WRITTEN EXERCISE
Output the full listing below exactly, without the pictures.
━━━━━━━━━━
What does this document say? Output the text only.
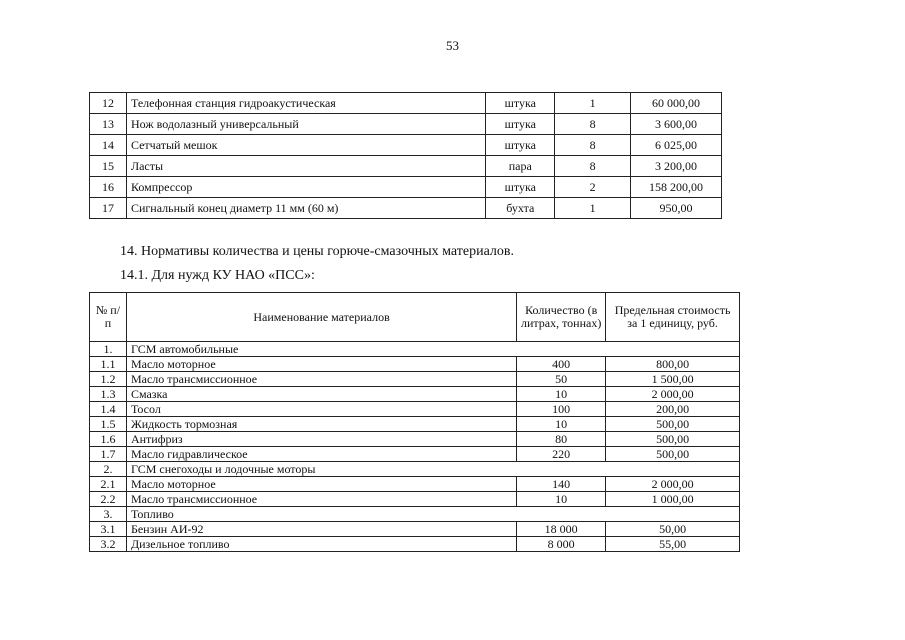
53
12	Телефонная станция гидроакустическая	штука	1	60 000,00
13	Нож водолазный универсальный	штука	8	3 600,00
14	Сетчатый мешок	штука	8	6 025,00
15	Ласты	пара	8	3 200,00
16	Компрессор	штука	2	158 200,00
17	Сигнальный конец диаметр 11 мм (60 м)	бухта	1	950,00
14. Нормативы количества и цены горюче-смазочных материалов.
14.1. Для нужд КУ НАО «ПСС»:
№ п/п	Наименование материалов	Количество (в литрах, тоннах)	Предельная стоимость за 1 единицу, руб.
1.	ГСМ автомобильные		
1.1	Масло моторное	400	800,00
1.2	Масло трансмиссионное	50	1 500,00
1.3	Смазка	10	2 000,00
1.4	Тосол	100	200,00
1.5	Жидкость тормозная	10	500,00
1.6	Антифриз	80	500,00
1.7	Масло гидравлическое	220	500,00
2.	ГСМ снегоходы и лодочные моторы		
2.1	Масло моторное	140	2 000,00
2.2	Масло трансмиссионное	10	1 000,00
3.	Топливо		
3.1	Бензин АИ-92	18 000	50,00
3.2	Дизельное топливо	8 000	55,00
━━━━━━━━━━
ANSWER TO THIS TASK
What does this document say? Output the text only.
53
12	Телефонная станция гидроакустическая	штука	1	60 000,00
13	Нож водолазный универсальный	штука	8	3 600,00
14	Сетчатый мешок	штука	8	6 025,00
15	Ласты	пара	8	3 200,00
16	Компрессор	штука	2	158 200,00
17	Сигнальный конец диаметр 11 мм (60 м)	бухта	1	950,00
14. Нормативы количества и цены горюче-смазочных материалов.
14.1. Для нужд КУ НАО «ПСС»:
№ п/п	Наименование материалов	Количество (в литрах, тоннах)	Предельная стоимость за 1 единицу, руб.
1.	ГСМ автомобильные		
1.1	Масло моторное	400	800,00
1.2	Масло трансмиссионное	50	1 500,00
1.3	Смазка	10	2 000,00
1.4	Тосол	100	200,00
1.5	Жидкость тормозная	10	500,00
1.6	Антифриз	80	500,00
1.7	Масло гидравлическое	220	500,00
2.	ГСМ снегоходы и лодочные моторы		
2.1	Масло моторное	140	2 000,00
2.2	Масло трансмиссионное	10	1 000,00
3.	Топливо		
3.1	Бензин АИ-92	18 000	50,00
3.2	Дизельное топливо	8 000	55,00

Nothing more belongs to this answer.